The exercise: Find each line with the word "panel" and copy it.
* Start Records *
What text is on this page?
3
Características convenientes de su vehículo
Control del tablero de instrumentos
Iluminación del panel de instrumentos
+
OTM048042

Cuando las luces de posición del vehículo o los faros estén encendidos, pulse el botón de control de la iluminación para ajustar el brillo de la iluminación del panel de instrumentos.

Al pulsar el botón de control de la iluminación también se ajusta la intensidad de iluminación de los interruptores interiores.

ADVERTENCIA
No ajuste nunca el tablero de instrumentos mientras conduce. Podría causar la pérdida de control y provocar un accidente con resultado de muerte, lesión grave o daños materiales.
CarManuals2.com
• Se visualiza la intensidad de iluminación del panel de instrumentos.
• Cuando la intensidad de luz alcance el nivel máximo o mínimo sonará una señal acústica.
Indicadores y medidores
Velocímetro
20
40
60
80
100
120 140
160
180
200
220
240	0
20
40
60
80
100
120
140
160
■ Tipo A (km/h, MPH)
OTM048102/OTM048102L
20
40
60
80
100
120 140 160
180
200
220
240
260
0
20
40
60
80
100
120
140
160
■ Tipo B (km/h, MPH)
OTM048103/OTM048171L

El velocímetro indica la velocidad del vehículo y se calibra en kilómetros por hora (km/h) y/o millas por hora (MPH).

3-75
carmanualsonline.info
* End Records *
Response:
Iluminación del panel de instrumentos
Cuando las luces de posición del vehículo o los faros estén encendidos, pulse el botón de control de la iluminación para ajustar el brillo de la iluminación del panel de instrumentos.
• Se visualiza la intensidad de iluminación del panel de instrumentos.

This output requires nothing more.